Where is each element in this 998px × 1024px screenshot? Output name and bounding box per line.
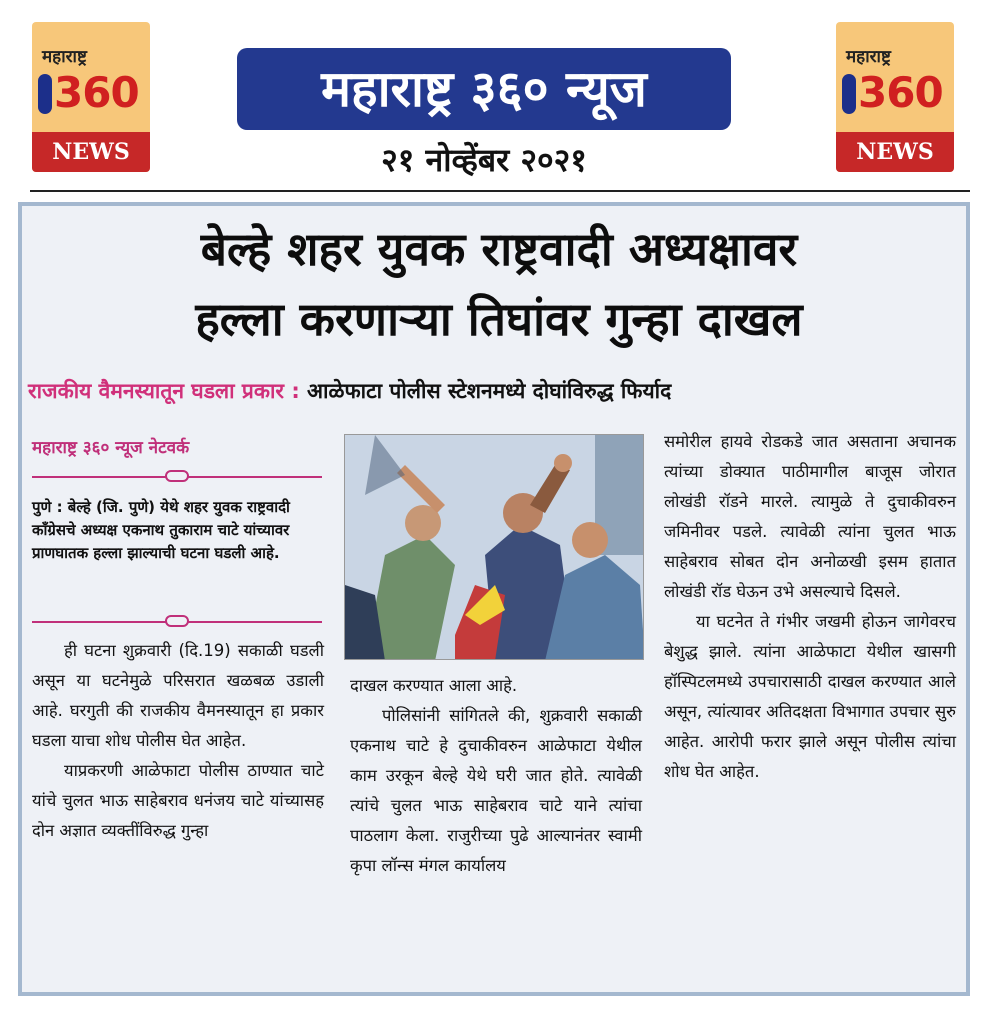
logo-badge: NEWS xyxy=(836,132,954,172)
logo-left xyxy=(32,22,150,172)
article-subhead xyxy=(28,377,968,405)
article-headline xyxy=(24,214,974,354)
microphone-icon xyxy=(842,74,856,114)
logo-top-word: महाराष्ट्र xyxy=(42,47,87,67)
logo-badge: NEWS xyxy=(32,132,150,172)
masthead-title: महाराष्ट्र ३६० न्यूज xyxy=(237,48,731,130)
lead-paragraph: पुणे : बेल्हे (जि. पुणे) येथे शहर युवक राष्ट्रवादी कॉंग्रेसचे अध्यक्ष एकनाथ तुकाराम चाटे यांच्यावर प्राणघातक हल्ला झाल्याची घटना घडली आहे. xyxy=(32,498,290,562)
column-3-paragraph-2: या घटनेत ते गंभीर जखमी होऊन जागेवरच बेशुद्ध झाले. त्यांना आळेफाटा येथील खासगी हॉस्पिटलमध्ये उपचारासाठी दाखल करण्यात आले असून, त्यांत्यावर अतिदक्षता विभागात उपचार सुरु आहेत. आरोपी फरार झाले असून पोलीस त्यांचा शोध घेत आहेत. xyxy=(664,612,956,781)
logo-right xyxy=(836,22,954,172)
logo-number: 360 xyxy=(54,68,139,117)
ornament-divider xyxy=(32,476,322,478)
microphone-icon xyxy=(38,74,52,114)
column-3 xyxy=(664,427,956,787)
headline-line-2: हल्ला करणाऱ्या तिघांवर गुन्हा दाखल xyxy=(195,292,803,346)
ornament-divider xyxy=(32,621,322,623)
column-1-paragraph-1: ही घटना शुक्रवारी (दि.19) सकाळी घडली असून या घटनेमुळे परिसरात खळबळ उडाली आहे. घरगुती की राजकीय वैमनस्यातून हा प्रकार घडला याचा शोध पोलीस घेत आहेत. xyxy=(32,641,324,750)
masthead-date: २१ नोव्हेंबर २०२१ xyxy=(381,141,587,179)
column-1-paragraph-2: याप्रकरणी आळेफाटा पोलीस ठाण्यात चाटे यांचे चुलत भाऊ साहेबराव धनंजय चाटे यांच्यासह दोन अज्ञात व्यक्तींविरुद्ध गुन्हा xyxy=(32,761,324,840)
column-3-paragraph-1: समोरील हायवे रोडकडे जात असताना अचानक त्यांच्या डोक्यात पाठीमागील बाजूस जोरात लोखंडी रॉडने मारले. त्यामुळे ते दुचाकीवरुन जमिनीवर पडले. त्यावेळी त्यांना चुलत भाऊ साहेबराव सोबत दोन अनोळखी इसम हातात लोखंडी रॉड घेऊन उभे असल्याचे दिसले. xyxy=(664,432,956,601)
column-2-paragraph-2: पोलिसांनी सांगितले की, शुक्रवारी सकाळी एकनाथ चाटे हे दुचाकीवरुन आळेफाटा येथील काम उरकून बेल्हे येथे घरी जात होते. त्यावेळी त्यांचे चुलत भाऊ साहेबराव चाटे याने त्यांचा पाठलाग केला. राजुरीच्या पुढे आल्यानंतर स्वामी कृपा लॉन्स मंगल कार्यालय xyxy=(350,706,642,875)
headline-line-1: बेल्हे शहर युवक राष्ट्रवादी अध्यक्षावर xyxy=(200,222,798,276)
ornament-dot xyxy=(165,470,189,482)
logo-number: 360 xyxy=(858,68,943,117)
subhead-kicker: राजकीय वैमनस्यातून घडला प्रकार : xyxy=(28,379,300,403)
ornament-dot xyxy=(165,615,189,627)
fight-illustration-image xyxy=(345,435,644,660)
column-1 xyxy=(32,636,324,846)
column-2-paragraph-1: दाखल करण्यात आला आहे. xyxy=(350,676,518,695)
byline: महाराष्ट्र ३६० न्यूज नेटवर्क xyxy=(32,438,190,458)
header-rule xyxy=(30,190,970,192)
column-2 xyxy=(350,671,642,881)
article-illustration xyxy=(344,434,644,660)
subhead-text: आळेफाटा पोलीस स्टेशनमध्ये दोघांविरुद्ध फिर्याद xyxy=(307,379,672,403)
logo-top-word: महाराष्ट्र xyxy=(846,47,891,67)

::::::

Written instruction
Copy out every line above word for word, omitting the picture.

Response for this exercise
Where is each element in this 998px × 1024px screenshot? Output name and bounding box per line.
logo-badge: NEWS xyxy=(836,132,954,172)
logo-left xyxy=(32,22,150,172)
article-subhead xyxy=(28,377,968,405)
article-headline xyxy=(24,214,974,354)
microphone-icon xyxy=(842,74,856,114)
logo-top-word: महाराष्ट्र xyxy=(42,47,87,67)
logo-badge: NEWS xyxy=(32,132,150,172)
masthead-title: महाराष्ट्र ३६० न्यूज xyxy=(237,48,731,130)
lead-paragraph: पुणे : बेल्हे (जि. पुणे) येथे शहर युवक राष्ट्रवादी कॉंग्रेसचे अध्यक्ष एकनाथ तुकाराम चाटे यांच्यावर प्राणघातक हल्ला झाल्याची घटना घडली आहे. xyxy=(32,498,290,562)
column-3-paragraph-2: या घटनेत ते गंभीर जखमी होऊन जागेवरच बेशुद्ध झाले. त्यांना आळेफाटा येथील खासगी हॉस्पिटलमध्ये उपचारासाठी दाखल करण्यात आले असून, त्यांत्यावर अतिदक्षता विभागात उपचार सुरु आहेत. आरोपी फरार झाले असून पोलीस त्यांचा शोध घेत आहेत. xyxy=(664,612,956,781)
logo-right xyxy=(836,22,954,172)
logo-number: 360 xyxy=(54,68,139,117)
ornament-divider xyxy=(32,476,322,478)
microphone-icon xyxy=(38,74,52,114)
column-3 xyxy=(664,427,956,787)
headline-line-2: हल्ला करणाऱ्या तिघांवर गुन्हा दाखल xyxy=(195,292,803,346)
ornament-divider xyxy=(32,621,322,623)
column-1-paragraph-1: ही घटना शुक्रवारी (दि.19) सकाळी घडली असून या घटनेमुळे परिसरात खळबळ उडाली आहे. घरगुती की राजकीय वैमनस्यातून हा प्रकार घडला याचा शोध पोलीस घेत आहेत. xyxy=(32,641,324,750)
masthead-date: २१ नोव्हेंबर २०२१ xyxy=(381,141,587,179)
column-1-paragraph-2: याप्रकरणी आळेफाटा पोलीस ठाण्यात चाटे यांचे चुलत भाऊ साहेबराव धनंजय चाटे यांच्यासह दोन अज्ञात व्यक्तींविरुद्ध गुन्हा xyxy=(32,761,324,840)
column-3-paragraph-1: समोरील हायवे रोडकडे जात असताना अचानक त्यांच्या डोक्यात पाठीमागील बाजूस जोरात लोखंडी रॉडने मारले. त्यामुळे ते दुचाकीवरुन जमिनीवर पडले. त्यावेळी त्यांना चुलत भाऊ साहेबराव सोबत दोन अनोळखी इसम हातात लोखंडी रॉड घेऊन उभे असल्याचे दिसले. xyxy=(664,432,956,601)
column-2-paragraph-2: पोलिसांनी सांगितले की, शुक्रवारी सकाळी एकनाथ चाटे हे दुचाकीवरुन आळेफाटा येथील काम उरकून बेल्हे येथे घरी जात होते. त्यावेळी त्यांचे चुलत भाऊ साहेबराव चाटे याने त्यांचा पाठलाग केला. राजुरीच्या पुढे आल्यानंतर स्वामी कृपा लॉन्स मंगल कार्यालय xyxy=(350,706,642,875)
headline-line-1: बेल्हे शहर युवक राष्ट्रवादी अध्यक्षावर xyxy=(200,222,798,276)
ornament-dot xyxy=(165,470,189,482)
logo-number: 360 xyxy=(858,68,943,117)
subhead-kicker: राजकीय वैमनस्यातून घडला प्रकार : xyxy=(28,379,300,403)
ornament-dot xyxy=(165,615,189,627)
fight-illustration-image xyxy=(345,435,644,660)
column-1 xyxy=(32,636,324,846)
column-2-paragraph-1: दाखल करण्यात आला आहे. xyxy=(350,676,518,695)
byline: महाराष्ट्र ३६० न्यूज नेटवर्क xyxy=(32,438,190,458)
header-rule xyxy=(30,190,970,192)
column-2 xyxy=(350,671,642,881)
article-illustration xyxy=(344,434,644,660)
subhead-text: आळेफाटा पोलीस स्टेशनमध्ये दोघांविरुद्ध फिर्याद xyxy=(307,379,672,403)
logo-top-word: महाराष्ट्र xyxy=(846,47,891,67)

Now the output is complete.